■ WORK REQUIRED: Where a line holds the string "true", return that line.

■ DATA PROVIDED:
========================================
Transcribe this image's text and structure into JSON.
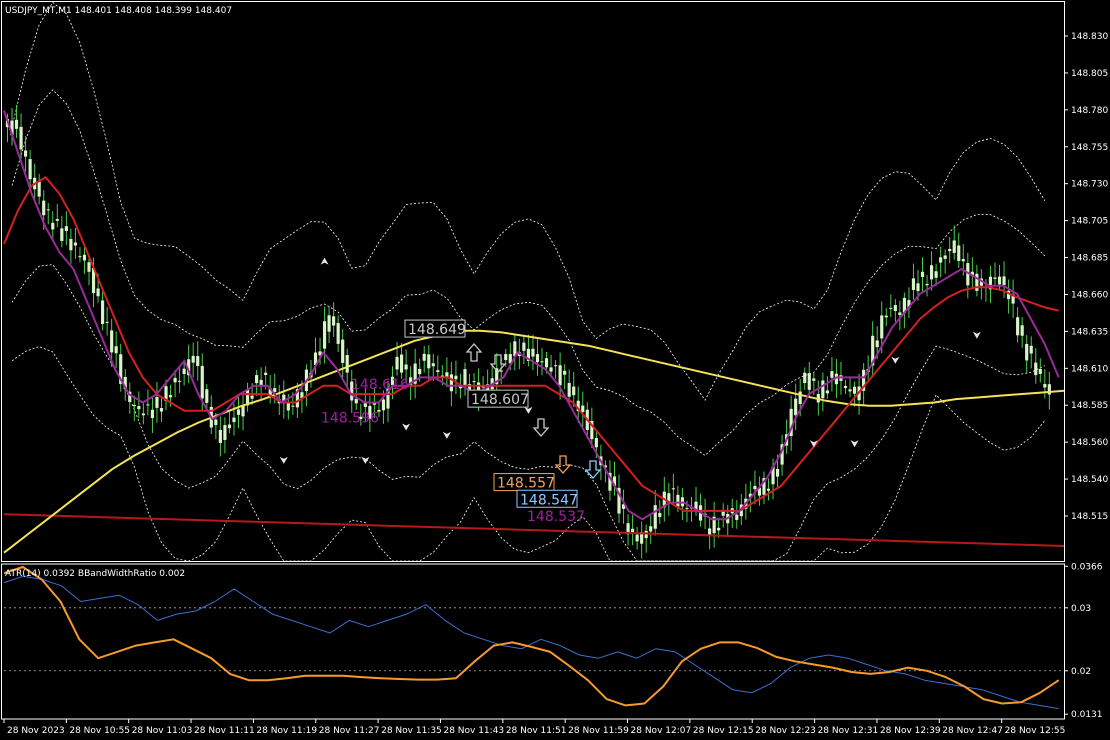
{
  "header": {
    "main_title": "USDJPY_MT,M1  148.401 148.408 148.399 148.407",
    "indicator_title": "ATR(14) 0.0392  BBandWidthRatio 0.002"
  },
  "colors": {
    "background": "#000000",
    "candle_body": "#d8f5c8",
    "wick": "#4ad04a",
    "ma_purple": "#9a2a9a",
    "ma_red": "#d42020",
    "ma_orange": "#f5a623",
    "ma_yellow": "#f2e35a",
    "ma_darkred": "#b81818",
    "bb": "#ffffff",
    "atr": "#3d6fd0",
    "bbwr": "#f59a2c"
  },
  "chart_data": [
    {
      "type": "candlestick",
      "title": "USDJPY_MT,M1",
      "ylim": [
        148.51,
        148.845
      ],
      "y_ticks": [
        "148.830",
        "148.805",
        "148.780",
        "148.755",
        "148.730",
        "148.705",
        "148.685",
        "148.660",
        "148.635",
        "148.610",
        "148.585",
        "148.560",
        "148.540",
        "148.515"
      ],
      "x_ticks": [
        "28 Nov 2023",
        "28 Nov 10:55",
        "28 Nov 11:03",
        "28 Nov 11:11",
        "28 Nov 11:19",
        "28 Nov 11:27",
        "28 Nov 11:35",
        "28 Nov 11:43",
        "28 Nov 11:51",
        "28 Nov 11:59",
        "28 Nov 12:07",
        "28 Nov 12:15",
        "28 Nov 12:23",
        "28 Nov 12:31",
        "28 Nov 12:39",
        "28 Nov 12:47",
        "28 Nov 12:55"
      ],
      "series": [
        {
          "name": "",
          "kind": "price",
          "values": [
            148.77,
            148.74,
            148.72,
            148.71,
            148.7,
            148.69,
            148.665,
            148.64,
            148.61,
            148.6,
            148.6,
            148.61,
            148.62,
            148.635,
            148.6,
            148.585,
            148.595,
            148.61,
            148.62,
            148.61,
            148.6,
            148.615,
            148.63,
            148.66,
            148.63,
            148.6,
            148.6,
            148.605,
            148.63,
            148.62,
            148.63,
            148.625,
            148.615,
            148.62,
            148.61,
            148.62,
            148.63,
            148.64,
            148.63,
            148.63,
            148.62,
            148.61,
            148.59,
            148.57,
            148.55,
            148.53,
            148.52,
            148.54,
            148.55,
            148.545,
            148.54,
            148.53,
            148.535,
            148.54,
            148.55,
            148.555,
            148.565,
            148.6,
            148.62,
            148.61,
            148.62,
            148.615,
            148.61,
            148.64,
            148.66,
            148.66,
            148.675,
            148.68,
            148.69,
            148.7,
            148.68,
            148.675,
            148.68,
            148.67,
            148.64,
            148.625,
            148.61
          ]
        },
        {
          "name": "",
          "kind": "ma",
          "values": [
            148.78,
            148.755,
            148.73,
            148.71,
            148.695,
            148.685,
            148.665,
            148.645,
            148.625,
            148.61,
            148.605,
            148.61,
            148.62,
            148.63,
            148.61,
            148.595,
            148.6,
            148.61,
            148.615,
            148.615,
            148.605,
            148.61,
            148.62,
            148.635,
            148.625,
            148.61,
            148.605,
            148.605,
            148.615,
            148.615,
            148.62,
            148.62,
            148.615,
            148.615,
            148.61,
            148.615,
            148.62,
            148.635,
            148.63,
            148.625,
            148.615,
            148.6,
            148.585,
            148.57,
            148.555,
            148.54,
            148.535,
            148.54,
            148.545,
            148.545,
            148.54,
            148.535,
            148.535,
            148.54,
            148.55,
            148.56,
            148.575,
            148.595,
            148.61,
            148.615,
            148.62,
            148.62,
            148.62,
            148.635,
            148.65,
            148.66,
            148.67,
            148.675,
            148.68,
            148.685,
            148.68,
            148.675,
            148.675,
            148.67,
            148.655,
            148.64,
            148.62
          ]
        },
        {
          "name": "",
          "kind": "ma",
          "values": [
            148.7,
            148.72,
            148.735,
            148.74,
            148.73,
            148.715,
            148.695,
            148.675,
            148.655,
            148.635,
            148.62,
            148.61,
            148.605,
            148.6,
            148.6,
            148.6,
            148.605,
            148.61,
            148.61,
            148.61,
            148.605,
            148.605,
            148.61,
            148.615,
            148.615,
            148.61,
            148.61,
            148.61,
            148.61,
            148.615,
            148.615,
            148.62,
            148.62,
            148.615,
            148.615,
            148.615,
            148.615,
            148.615,
            148.615,
            148.615,
            148.61,
            148.605,
            148.595,
            148.585,
            148.575,
            148.565,
            148.555,
            148.55,
            148.545,
            148.54,
            148.54,
            148.54,
            148.54,
            148.54,
            148.545,
            148.55,
            148.555,
            148.565,
            148.575,
            148.585,
            148.595,
            148.605,
            148.615,
            148.625,
            148.635,
            148.645,
            148.655,
            148.662,
            148.668,
            148.672,
            148.674,
            148.674,
            148.672,
            148.668,
            148.665,
            148.662,
            148.66
          ]
        },
        {
          "name": "",
          "kind": "ma",
          "values": [
            148.515,
            148.525,
            148.535,
            148.545,
            148.555,
            148.565,
            148.573,
            148.58,
            148.587,
            148.593,
            148.598,
            148.603,
            148.607,
            148.612,
            148.617,
            148.622,
            148.627,
            148.632,
            148.637,
            148.642,
            148.645,
            148.648,
            148.648,
            148.647,
            148.645,
            148.643,
            148.641,
            148.639,
            148.636,
            148.633,
            148.63,
            148.627,
            148.624,
            148.621,
            148.618,
            148.615,
            148.612,
            148.609,
            148.606,
            148.604,
            148.603,
            148.603,
            148.604,
            148.605,
            148.607,
            148.608,
            148.609,
            148.61,
            148.611,
            148.612
          ]
        },
        {
          "name": "",
          "kind": "ma",
          "values": [
            148.538,
            148.537,
            148.536,
            148.535,
            148.534,
            148.533,
            148.532,
            148.531,
            148.53,
            148.529,
            148.528,
            148.527,
            148.526,
            148.525,
            148.524,
            148.523,
            148.522,
            148.521,
            148.52,
            148.519
          ]
        }
      ],
      "price_labels": [
        {
          "text": "148.649",
          "color": "#c8c8c8"
        },
        {
          "text": "148.616",
          "color": "#a020a0"
        },
        {
          "text": "148.607",
          "color": "#c8c8c8"
        },
        {
          "text": "148.596",
          "color": "#a020a0"
        },
        {
          "text": "148.557",
          "color": "#f5a05a"
        },
        {
          "text": "148.547",
          "color": "#8ec8ff"
        },
        {
          "text": "148.537",
          "color": "#a020a0"
        }
      ]
    },
    {
      "type": "line",
      "title": "ATR(14) 0.0392  BBandWidthRatio 0.002",
      "ylim": [
        0.0125,
        0.0368
      ],
      "y_ticks": [
        "0.0366",
        "0.03",
        "0.02",
        "0.0131"
      ],
      "series": [
        {
          "name": "ATR(14)",
          "values": [
            0.034,
            0.035,
            0.0345,
            0.0335,
            0.031,
            0.0315,
            0.032,
            0.0305,
            0.028,
            0.029,
            0.0295,
            0.031,
            0.033,
            0.031,
            0.029,
            0.028,
            0.027,
            0.026,
            0.028,
            0.027,
            0.028,
            0.029,
            0.0305,
            0.028,
            0.026,
            0.025,
            0.024,
            0.0235,
            0.025,
            0.024,
            0.0225,
            0.022,
            0.023,
            0.022,
            0.0235,
            0.023,
            0.021,
            0.019,
            0.017,
            0.0165,
            0.018,
            0.0205,
            0.022,
            0.0225,
            0.022,
            0.021,
            0.02,
            0.0195,
            0.0185,
            0.018,
            0.0175,
            0.017,
            0.016,
            0.015,
            0.0145,
            0.014
          ]
        },
        {
          "name": "BBandWidthRatio",
          "values": [
            0.0355,
            0.0365,
            0.0345,
            0.031,
            0.025,
            0.022,
            0.023,
            0.024,
            0.0245,
            0.025,
            0.0235,
            0.022,
            0.0195,
            0.0185,
            0.0185,
            0.0188,
            0.0192,
            0.0192,
            0.0192,
            0.019,
            0.0188,
            0.0187,
            0.0186,
            0.0186,
            0.0188,
            0.0215,
            0.024,
            0.0245,
            0.0238,
            0.023,
            0.0208,
            0.0185,
            0.0155,
            0.0145,
            0.0148,
            0.0175,
            0.0215,
            0.0235,
            0.0245,
            0.0245,
            0.0236,
            0.0222,
            0.0215,
            0.021,
            0.0205,
            0.0198,
            0.0195,
            0.0198,
            0.0205,
            0.02,
            0.019,
            0.0175,
            0.0155,
            0.0148,
            0.015,
            0.0165,
            0.0185
          ]
        }
      ]
    }
  ]
}
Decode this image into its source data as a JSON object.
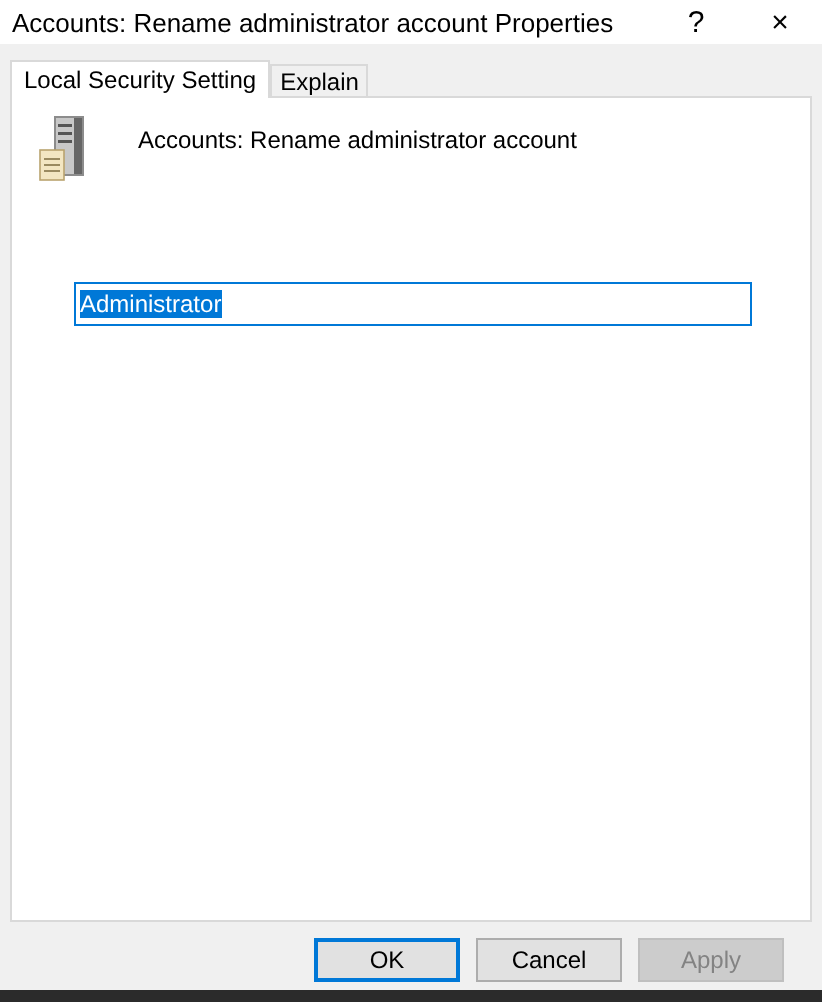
{
  "window": {
    "title": "Accounts: Rename administrator account Properties",
    "help": "?",
    "close": "×"
  },
  "tabs": [
    {
      "label": "Local Security Setting",
      "selected": true
    },
    {
      "label": "Explain",
      "selected": false
    }
  ],
  "policy": {
    "name": "Accounts: Rename administrator account"
  },
  "field": {
    "value": "Administrator",
    "text_selected": true
  },
  "buttons": [
    {
      "label": "OK",
      "default": true,
      "disabled": false
    },
    {
      "label": "Cancel",
      "default": false,
      "disabled": false
    },
    {
      "label": "Apply",
      "default": false,
      "disabled": true
    }
  ]
}
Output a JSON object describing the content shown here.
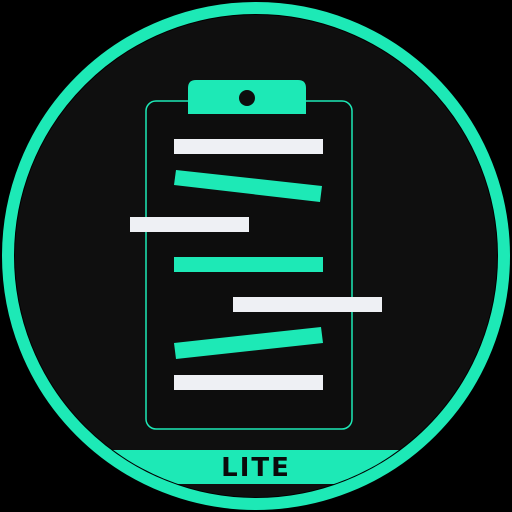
========================================
■ FINAL ANSWER:
      "selected": true
    "text_selected": true
      "default": true,
      "disabled": true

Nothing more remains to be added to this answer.